### Page
◆ ◆ ◆ ◆ ◆

I agree in principle (i.e., thinking meta-analytically), but unfortunately traditional confidence intervals based on long run sampling are intimately connected to p-values, and don’t really mean what most researchers think they mean. See this paper by Jeff Rouder and colleagues for example: https://www.ncbi.nlm.nih.gov/pubmed/26450628



By: Naglob the Eggplant
Naglob the Eggplant — Wed, 11 Apr 2018 21:20:15 +0000
In reply to Naglob the Eggplant.

Also, something that popped into my bored and feverish brain is that any variability between subjects regarding the decisional criterion would in this sort of analysis lead into (a seeming) reduction of numeracy. The magnitude of this reduction is non-identifiable. So if for what ever reason the task structure or some internal processes would lead to more varied criteria between subjects, this would drag the numeracy scores in that group down.

◆ ◆ ◆ ◆ ◆

### Listed entries
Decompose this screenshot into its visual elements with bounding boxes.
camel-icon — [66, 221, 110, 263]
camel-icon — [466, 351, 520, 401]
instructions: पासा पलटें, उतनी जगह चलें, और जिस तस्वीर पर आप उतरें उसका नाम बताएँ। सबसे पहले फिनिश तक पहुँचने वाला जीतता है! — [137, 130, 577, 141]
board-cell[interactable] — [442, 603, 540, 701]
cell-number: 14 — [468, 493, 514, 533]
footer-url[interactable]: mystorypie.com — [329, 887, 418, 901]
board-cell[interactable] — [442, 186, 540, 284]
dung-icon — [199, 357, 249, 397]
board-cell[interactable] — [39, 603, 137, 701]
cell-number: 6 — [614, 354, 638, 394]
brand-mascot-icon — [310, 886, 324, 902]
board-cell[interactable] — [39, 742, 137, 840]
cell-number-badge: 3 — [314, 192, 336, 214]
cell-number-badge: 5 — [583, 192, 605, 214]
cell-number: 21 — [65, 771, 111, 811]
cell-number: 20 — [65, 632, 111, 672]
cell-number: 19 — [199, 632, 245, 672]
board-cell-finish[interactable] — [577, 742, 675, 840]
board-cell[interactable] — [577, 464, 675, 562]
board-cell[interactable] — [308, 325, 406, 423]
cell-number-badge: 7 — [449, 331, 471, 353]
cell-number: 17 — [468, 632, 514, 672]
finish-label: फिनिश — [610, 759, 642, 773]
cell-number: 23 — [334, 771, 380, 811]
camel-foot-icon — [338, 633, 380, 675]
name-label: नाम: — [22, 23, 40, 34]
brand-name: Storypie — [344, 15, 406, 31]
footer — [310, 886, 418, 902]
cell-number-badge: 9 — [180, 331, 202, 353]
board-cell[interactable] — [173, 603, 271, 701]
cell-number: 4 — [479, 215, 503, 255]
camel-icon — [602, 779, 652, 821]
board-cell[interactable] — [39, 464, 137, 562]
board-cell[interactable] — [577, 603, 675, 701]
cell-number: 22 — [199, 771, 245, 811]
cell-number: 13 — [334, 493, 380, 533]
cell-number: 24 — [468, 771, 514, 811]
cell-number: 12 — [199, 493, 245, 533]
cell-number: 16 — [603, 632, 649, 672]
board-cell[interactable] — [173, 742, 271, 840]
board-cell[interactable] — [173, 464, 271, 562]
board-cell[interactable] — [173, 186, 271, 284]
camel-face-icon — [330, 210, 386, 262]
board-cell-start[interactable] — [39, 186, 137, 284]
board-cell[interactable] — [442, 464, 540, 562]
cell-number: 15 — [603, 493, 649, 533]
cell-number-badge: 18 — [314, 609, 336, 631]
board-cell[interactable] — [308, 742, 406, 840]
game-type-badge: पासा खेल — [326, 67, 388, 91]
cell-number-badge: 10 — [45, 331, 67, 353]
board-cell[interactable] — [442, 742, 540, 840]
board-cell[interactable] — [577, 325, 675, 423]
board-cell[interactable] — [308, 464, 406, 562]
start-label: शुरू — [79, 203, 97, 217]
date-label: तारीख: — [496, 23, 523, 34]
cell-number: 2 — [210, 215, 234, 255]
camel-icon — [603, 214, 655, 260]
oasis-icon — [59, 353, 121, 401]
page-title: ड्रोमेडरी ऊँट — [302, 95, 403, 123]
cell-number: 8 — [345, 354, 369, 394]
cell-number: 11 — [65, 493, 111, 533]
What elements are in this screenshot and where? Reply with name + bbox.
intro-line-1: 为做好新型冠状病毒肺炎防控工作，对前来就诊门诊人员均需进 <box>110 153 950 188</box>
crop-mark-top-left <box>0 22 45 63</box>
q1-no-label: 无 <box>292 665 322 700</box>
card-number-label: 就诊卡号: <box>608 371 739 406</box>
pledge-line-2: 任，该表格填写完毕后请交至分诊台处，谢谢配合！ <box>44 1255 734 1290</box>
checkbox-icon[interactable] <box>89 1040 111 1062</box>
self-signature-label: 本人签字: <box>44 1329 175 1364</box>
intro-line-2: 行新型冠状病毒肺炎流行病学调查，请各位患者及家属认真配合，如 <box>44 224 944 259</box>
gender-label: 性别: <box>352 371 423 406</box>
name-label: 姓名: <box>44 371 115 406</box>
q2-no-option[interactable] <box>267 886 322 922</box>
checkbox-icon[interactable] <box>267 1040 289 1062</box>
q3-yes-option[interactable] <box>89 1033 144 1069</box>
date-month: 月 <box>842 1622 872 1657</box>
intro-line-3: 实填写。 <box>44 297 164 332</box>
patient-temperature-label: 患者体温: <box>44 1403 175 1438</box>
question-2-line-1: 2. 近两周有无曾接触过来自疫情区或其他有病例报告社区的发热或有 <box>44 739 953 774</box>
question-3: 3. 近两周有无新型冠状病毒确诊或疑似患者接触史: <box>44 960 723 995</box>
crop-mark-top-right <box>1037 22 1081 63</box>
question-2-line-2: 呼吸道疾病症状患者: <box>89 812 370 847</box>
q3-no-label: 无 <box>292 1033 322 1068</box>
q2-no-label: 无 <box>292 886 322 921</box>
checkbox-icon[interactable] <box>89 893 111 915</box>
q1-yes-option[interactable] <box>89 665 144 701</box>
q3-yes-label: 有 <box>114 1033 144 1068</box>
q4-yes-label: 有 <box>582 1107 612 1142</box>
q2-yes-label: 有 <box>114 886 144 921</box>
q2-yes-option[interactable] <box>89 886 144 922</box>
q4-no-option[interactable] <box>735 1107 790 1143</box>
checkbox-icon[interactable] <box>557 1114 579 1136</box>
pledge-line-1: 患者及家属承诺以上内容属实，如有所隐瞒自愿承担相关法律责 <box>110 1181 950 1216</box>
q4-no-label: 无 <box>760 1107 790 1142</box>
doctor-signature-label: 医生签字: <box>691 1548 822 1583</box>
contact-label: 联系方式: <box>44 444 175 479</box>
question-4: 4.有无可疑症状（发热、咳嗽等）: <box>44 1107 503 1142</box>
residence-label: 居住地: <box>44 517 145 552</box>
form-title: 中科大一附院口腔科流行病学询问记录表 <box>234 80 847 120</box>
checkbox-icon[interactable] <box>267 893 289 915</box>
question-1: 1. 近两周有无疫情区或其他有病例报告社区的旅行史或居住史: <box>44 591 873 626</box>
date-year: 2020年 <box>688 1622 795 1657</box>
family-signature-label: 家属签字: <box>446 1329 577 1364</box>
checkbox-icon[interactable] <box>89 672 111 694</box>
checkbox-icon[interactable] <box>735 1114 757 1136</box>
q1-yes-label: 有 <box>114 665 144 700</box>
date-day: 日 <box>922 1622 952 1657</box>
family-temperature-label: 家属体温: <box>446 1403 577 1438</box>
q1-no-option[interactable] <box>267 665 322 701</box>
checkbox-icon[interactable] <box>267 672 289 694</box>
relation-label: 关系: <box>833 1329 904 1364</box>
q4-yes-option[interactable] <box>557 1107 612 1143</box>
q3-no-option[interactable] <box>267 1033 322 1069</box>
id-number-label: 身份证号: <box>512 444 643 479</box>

◆ ◆ ◆ ◆ ◆

### Tasks
[a] Answer these questions using the thread:
(i) What does the first comment say traditional confidence intervals based on long run sampling are intimately connected to?
(ii) What date and time are given for the comment by Naglob the Eggplant?
(iii) How does the last comment describe the magnitude of the reduction in numeracy?
[b] Reproduce the part of the thread between "By: Naglob the" and "that group down.", inclusive.
The items are separate material and do not belong to the thread.

### Solutions to the problems
[a]
(i) P-values.
(ii) Wed, 11 Apr 2018 21:20:15 +0000.
(iii) It is non-identifiable.

[b]
By: Naglob the Eggplant
Naglob the Eggplant — Wed, 11 Apr 2018 21:20:15 +0000
In reply to Naglob the Eggplant.

Also, something that popped into my bored and feverish brain is that any variability between subjects regarding the decisional criterion would in this sort of analysis lead into (a seeming) reduction of numeracy. The magnitude of this reduction is non-identifiable. So if for what ever reason the task structure or some internal processes would lead to more varied criteria between subjects, this would drag the numeracy scores in that group down.